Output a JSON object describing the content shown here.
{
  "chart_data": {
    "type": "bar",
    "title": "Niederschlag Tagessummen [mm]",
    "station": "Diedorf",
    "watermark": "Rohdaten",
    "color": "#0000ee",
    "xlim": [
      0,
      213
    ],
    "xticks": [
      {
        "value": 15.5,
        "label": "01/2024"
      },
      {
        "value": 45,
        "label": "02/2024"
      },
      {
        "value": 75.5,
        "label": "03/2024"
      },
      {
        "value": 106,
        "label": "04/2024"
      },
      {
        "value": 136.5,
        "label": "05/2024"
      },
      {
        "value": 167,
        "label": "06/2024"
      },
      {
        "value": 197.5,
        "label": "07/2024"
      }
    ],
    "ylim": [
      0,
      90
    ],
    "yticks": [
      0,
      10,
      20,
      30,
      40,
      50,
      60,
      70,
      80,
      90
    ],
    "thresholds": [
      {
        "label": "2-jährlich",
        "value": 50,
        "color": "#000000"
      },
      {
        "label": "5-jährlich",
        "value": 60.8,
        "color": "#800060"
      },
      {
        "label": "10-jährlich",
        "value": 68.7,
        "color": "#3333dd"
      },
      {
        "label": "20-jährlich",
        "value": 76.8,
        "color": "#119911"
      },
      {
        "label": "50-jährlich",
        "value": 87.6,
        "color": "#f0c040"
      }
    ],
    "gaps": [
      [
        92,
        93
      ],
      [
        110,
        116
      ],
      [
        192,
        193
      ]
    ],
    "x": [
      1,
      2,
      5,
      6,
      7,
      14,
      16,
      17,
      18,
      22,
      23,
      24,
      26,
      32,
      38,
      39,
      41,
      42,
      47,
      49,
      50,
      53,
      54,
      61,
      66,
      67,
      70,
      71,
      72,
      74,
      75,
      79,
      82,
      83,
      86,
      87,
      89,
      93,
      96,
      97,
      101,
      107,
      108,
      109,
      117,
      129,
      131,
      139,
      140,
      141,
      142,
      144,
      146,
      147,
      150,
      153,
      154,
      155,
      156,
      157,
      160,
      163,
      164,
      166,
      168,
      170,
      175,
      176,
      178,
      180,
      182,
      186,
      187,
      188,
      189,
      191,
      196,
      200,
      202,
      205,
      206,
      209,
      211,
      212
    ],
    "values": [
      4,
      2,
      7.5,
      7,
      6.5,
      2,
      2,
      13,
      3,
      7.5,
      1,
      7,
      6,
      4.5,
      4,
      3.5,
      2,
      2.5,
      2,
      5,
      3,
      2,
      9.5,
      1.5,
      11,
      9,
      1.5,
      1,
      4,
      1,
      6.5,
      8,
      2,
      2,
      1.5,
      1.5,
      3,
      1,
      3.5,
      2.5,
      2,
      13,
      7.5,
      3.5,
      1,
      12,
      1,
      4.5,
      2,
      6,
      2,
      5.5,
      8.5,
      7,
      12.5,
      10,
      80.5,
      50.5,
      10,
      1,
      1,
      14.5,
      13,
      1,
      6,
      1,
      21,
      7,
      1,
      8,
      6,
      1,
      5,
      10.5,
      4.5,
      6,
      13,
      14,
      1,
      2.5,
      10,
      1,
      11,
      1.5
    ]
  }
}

━━━━

### Aim of the task
Your task is to quote the listing above word for word.

### Worked answer
Output a JSON object describing the content shown here.
{
  "chart_data": {
    "type": "bar",
    "title": "Niederschlag Tagessummen [mm]",
    "station": "Diedorf",
    "watermark": "Rohdaten",
    "color": "#0000ee",
    "xlim": [
      0,
      213
    ],
    "xticks": [
      {
        "value": 15.5,
        "label": "01/2024"
      },
      {
        "value": 45,
        "label": "02/2024"
      },
      {
        "value": 75.5,
        "label": "03/2024"
      },
      {
        "value": 106,
        "label": "04/2024"
      },
      {
        "value": 136.5,
        "label": "05/2024"
      },
      {
        "value": 167,
        "label": "06/2024"
      },
      {
        "value": 197.5,
        "label": "07/2024"
      }
    ],
    "ylim": [
      0,
      90
    ],
    "yticks": [
      0,
      10,
      20,
      30,
      40,
      50,
      60,
      70,
      80,
      90
    ],
    "thresholds": [
      {
        "label": "2-jährlich",
        "value": 50,
        "color": "#000000"
      },
      {
        "label": "5-jährlich",
        "value": 60.8,
        "color": "#800060"
      },
      {
        "label": "10-jährlich",
        "value": 68.7,
        "color": "#3333dd"
      },
      {
        "label": "20-jährlich",
        "value": 76.8,
        "color": "#119911"
      },
      {
        "label": "50-jährlich",
        "value": 87.6,
        "color": "#f0c040"
      }
    ],
    "gaps": [
      [
        92,
        93
      ],
      [
        110,
        116
      ],
      [
        192,
        193
      ]
    ],
    "x": [
      1,
      2,
      5,
      6,
      7,
      14,
      16,
      17,
      18,
      22,
      23,
      24,
      26,
      32,
      38,
      39,
      41,
      42,
      47,
      49,
      50,
      53,
      54,
      61,
      66,
      67,
      70,
      71,
      72,
      74,
      75,
      79,
      82,
      83,
      86,
      87,
      89,
      93,
      96,
      97,
      101,
      107,
      108,
      109,
      117,
      129,
      131,
      139,
      140,
      141,
      142,
      144,
      146,
      147,
      150,
      153,
      154,
      155,
      156,
      157,
      160,
      163,
      164,
      166,
      168,
      170,
      175,
      176,
      178,
      180,
      182,
      186,
      187,
      188,
      189,
      191,
      196,
      200,
      202,
      205,
      206,
      209,
      211,
      212
    ],
    "values": [
      4,
      2,
      7.5,
      7,
      6.5,
      2,
      2,
      13,
      3,
      7.5,
      1,
      7,
      6,
      4.5,
      4,
      3.5,
      2,
      2.5,
      2,
      5,
      3,
      2,
      9.5,
      1.5,
      11,
      9,
      1.5,
      1,
      4,
      1,
      6.5,
      8,
      2,
      2,
      1.5,
      1.5,
      3,
      1,
      3.5,
      2.5,
      2,
      13,
      7.5,
      3.5,
      1,
      12,
      1,
      4.5,
      2,
      6,
      2,
      5.5,
      8.5,
      7,
      12.5,
      10,
      80.5,
      50.5,
      10,
      1,
      1,
      14.5,
      13,
      1,
      6,
      1,
      21,
      7,
      1,
      8,
      6,
      1,
      5,
      10.5,
      4.5,
      6,
      13,
      14,
      1,
      2.5,
      10,
      1,
      11,
      1.5
    ]
  }
}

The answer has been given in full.